Written request:
Filter the records for lines holding the string "hotspots".

## begin Information supplied

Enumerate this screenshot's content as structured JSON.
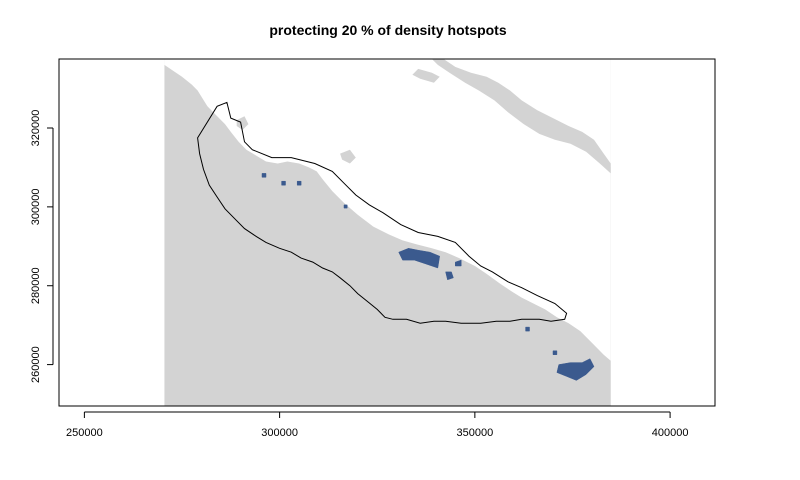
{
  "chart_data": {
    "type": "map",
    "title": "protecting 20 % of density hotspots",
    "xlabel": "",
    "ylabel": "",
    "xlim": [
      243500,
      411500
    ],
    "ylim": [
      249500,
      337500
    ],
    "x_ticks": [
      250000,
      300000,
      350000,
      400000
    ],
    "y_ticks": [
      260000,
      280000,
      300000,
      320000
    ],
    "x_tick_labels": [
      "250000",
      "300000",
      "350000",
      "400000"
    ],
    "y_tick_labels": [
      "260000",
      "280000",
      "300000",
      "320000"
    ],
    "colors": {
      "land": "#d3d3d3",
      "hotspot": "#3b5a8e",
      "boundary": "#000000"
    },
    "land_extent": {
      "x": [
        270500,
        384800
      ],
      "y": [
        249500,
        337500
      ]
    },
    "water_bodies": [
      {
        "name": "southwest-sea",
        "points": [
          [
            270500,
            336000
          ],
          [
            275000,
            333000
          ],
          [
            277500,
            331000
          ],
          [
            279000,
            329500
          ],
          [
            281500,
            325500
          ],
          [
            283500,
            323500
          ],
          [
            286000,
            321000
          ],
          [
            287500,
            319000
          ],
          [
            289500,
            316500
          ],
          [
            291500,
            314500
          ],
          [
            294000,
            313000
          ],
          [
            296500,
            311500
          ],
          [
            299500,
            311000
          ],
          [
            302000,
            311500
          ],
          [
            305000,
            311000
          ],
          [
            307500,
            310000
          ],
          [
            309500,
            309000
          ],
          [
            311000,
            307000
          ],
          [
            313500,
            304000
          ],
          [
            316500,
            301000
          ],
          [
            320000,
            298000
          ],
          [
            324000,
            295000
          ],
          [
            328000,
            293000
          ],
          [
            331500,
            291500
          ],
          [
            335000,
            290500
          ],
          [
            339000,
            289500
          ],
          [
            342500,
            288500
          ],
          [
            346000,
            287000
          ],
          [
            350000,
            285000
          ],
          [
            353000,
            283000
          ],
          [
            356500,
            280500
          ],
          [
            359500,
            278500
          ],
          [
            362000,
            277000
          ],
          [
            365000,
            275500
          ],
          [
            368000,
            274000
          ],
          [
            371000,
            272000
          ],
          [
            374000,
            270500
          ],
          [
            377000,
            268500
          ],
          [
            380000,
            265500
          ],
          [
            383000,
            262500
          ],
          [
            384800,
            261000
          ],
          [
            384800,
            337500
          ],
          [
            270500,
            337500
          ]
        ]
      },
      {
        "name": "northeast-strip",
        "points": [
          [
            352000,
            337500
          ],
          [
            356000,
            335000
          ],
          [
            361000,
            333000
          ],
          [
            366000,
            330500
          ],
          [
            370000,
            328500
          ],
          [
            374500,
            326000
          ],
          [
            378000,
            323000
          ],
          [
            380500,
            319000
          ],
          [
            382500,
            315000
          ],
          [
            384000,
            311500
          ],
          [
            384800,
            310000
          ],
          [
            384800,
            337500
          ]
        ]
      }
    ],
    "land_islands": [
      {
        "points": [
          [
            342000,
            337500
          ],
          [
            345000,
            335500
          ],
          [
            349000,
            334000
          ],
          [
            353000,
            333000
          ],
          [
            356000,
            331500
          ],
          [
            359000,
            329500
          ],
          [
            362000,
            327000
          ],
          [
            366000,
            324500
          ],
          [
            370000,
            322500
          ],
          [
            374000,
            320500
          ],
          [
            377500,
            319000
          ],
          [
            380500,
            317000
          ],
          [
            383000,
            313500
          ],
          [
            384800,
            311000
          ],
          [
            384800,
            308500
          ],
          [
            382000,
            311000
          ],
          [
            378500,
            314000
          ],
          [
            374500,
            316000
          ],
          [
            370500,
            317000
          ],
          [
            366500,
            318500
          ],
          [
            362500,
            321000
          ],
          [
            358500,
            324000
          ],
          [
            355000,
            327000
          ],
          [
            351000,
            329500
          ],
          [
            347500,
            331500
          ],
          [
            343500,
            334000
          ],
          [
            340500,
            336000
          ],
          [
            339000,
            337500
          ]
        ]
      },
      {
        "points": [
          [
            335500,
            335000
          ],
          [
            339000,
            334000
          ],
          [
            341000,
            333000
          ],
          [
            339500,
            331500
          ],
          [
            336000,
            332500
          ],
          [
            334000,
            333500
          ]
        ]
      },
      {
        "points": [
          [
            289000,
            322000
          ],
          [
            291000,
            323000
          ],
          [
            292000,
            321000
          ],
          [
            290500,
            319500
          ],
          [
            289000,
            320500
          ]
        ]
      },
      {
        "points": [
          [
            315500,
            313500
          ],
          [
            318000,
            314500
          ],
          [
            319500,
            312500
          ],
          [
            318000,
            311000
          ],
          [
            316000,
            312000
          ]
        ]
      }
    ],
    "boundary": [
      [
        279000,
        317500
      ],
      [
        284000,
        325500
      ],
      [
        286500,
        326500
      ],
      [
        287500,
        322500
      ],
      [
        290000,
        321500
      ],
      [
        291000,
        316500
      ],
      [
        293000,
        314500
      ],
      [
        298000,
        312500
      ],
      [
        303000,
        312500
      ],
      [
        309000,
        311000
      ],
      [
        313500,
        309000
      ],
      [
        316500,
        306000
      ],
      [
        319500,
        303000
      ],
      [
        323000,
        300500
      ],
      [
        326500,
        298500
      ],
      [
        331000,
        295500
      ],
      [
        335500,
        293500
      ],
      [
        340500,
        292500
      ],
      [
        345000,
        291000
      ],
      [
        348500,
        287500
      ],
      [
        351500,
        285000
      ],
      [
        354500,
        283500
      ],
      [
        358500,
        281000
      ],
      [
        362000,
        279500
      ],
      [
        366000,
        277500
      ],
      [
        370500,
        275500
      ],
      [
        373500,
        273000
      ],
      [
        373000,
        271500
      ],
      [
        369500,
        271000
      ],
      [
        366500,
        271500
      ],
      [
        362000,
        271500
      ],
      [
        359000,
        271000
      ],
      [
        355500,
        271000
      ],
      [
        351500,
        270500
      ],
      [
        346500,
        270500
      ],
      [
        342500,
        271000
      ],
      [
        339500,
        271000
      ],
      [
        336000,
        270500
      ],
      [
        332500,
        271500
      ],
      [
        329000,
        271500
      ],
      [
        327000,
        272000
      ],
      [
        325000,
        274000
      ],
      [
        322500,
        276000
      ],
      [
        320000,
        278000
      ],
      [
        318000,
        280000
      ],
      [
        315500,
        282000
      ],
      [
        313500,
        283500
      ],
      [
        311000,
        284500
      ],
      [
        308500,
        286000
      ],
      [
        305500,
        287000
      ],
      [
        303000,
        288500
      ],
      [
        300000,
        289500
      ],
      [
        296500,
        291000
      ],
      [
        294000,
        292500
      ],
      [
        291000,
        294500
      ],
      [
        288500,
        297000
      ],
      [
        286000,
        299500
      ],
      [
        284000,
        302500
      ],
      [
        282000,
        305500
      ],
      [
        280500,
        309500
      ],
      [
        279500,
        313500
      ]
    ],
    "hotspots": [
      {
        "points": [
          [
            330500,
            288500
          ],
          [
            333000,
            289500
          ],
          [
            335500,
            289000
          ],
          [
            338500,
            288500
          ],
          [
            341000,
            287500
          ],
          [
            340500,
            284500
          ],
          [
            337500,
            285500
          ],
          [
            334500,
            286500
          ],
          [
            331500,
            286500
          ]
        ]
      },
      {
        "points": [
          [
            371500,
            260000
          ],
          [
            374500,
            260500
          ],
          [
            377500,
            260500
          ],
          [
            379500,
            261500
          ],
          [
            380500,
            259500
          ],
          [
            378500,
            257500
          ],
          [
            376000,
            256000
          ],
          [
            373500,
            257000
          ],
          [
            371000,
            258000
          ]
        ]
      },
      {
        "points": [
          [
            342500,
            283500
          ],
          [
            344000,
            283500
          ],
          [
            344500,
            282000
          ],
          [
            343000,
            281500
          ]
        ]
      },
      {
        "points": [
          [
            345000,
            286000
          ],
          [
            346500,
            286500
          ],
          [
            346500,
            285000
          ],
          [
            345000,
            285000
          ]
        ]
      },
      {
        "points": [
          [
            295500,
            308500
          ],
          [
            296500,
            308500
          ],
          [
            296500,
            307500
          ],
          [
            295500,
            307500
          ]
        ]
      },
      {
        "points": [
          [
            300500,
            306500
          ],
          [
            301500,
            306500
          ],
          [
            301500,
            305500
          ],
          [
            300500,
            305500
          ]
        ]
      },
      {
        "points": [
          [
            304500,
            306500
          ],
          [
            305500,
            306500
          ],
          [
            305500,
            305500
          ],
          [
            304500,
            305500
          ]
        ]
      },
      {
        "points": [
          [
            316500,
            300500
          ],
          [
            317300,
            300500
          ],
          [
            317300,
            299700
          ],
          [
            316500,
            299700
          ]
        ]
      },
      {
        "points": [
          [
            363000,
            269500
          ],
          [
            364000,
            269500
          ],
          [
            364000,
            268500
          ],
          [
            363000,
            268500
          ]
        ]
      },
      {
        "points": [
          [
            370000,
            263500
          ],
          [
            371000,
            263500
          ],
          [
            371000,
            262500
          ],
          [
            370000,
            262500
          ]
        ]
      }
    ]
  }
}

## end Information supplied
## begin Information supplied

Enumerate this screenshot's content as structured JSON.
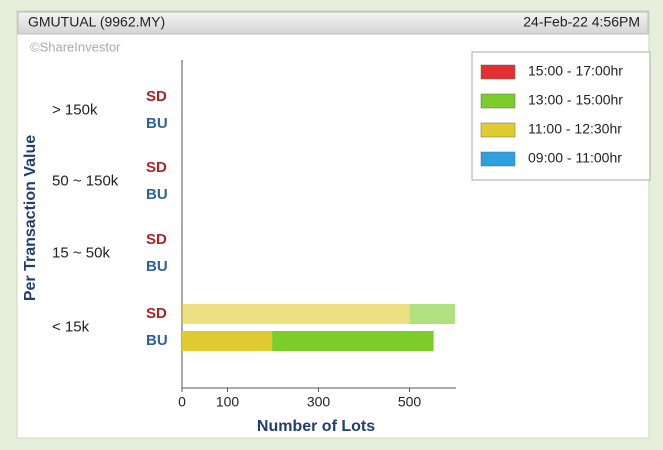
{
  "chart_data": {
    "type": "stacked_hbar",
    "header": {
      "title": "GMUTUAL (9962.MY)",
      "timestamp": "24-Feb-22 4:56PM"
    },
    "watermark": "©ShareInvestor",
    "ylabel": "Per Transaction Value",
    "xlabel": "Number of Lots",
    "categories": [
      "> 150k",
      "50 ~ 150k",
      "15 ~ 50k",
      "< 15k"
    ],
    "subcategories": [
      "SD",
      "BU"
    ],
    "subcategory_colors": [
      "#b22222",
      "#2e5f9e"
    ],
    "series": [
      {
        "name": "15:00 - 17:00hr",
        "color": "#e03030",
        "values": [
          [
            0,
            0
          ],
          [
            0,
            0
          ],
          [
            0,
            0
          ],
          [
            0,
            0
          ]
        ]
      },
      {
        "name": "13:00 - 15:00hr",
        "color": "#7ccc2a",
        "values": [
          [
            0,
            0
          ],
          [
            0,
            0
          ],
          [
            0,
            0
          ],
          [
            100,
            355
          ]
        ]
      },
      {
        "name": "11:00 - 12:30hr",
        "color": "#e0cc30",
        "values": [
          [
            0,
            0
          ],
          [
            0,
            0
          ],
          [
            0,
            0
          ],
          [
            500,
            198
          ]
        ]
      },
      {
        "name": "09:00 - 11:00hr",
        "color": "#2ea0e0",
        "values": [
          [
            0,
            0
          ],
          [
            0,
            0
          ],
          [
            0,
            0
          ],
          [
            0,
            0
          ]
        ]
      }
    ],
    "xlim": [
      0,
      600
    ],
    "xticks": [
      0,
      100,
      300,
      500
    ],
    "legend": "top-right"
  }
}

## end Information supplied

Worked answer:
    "title": "protecting 20 % of density hotspots",
    "hotspots": [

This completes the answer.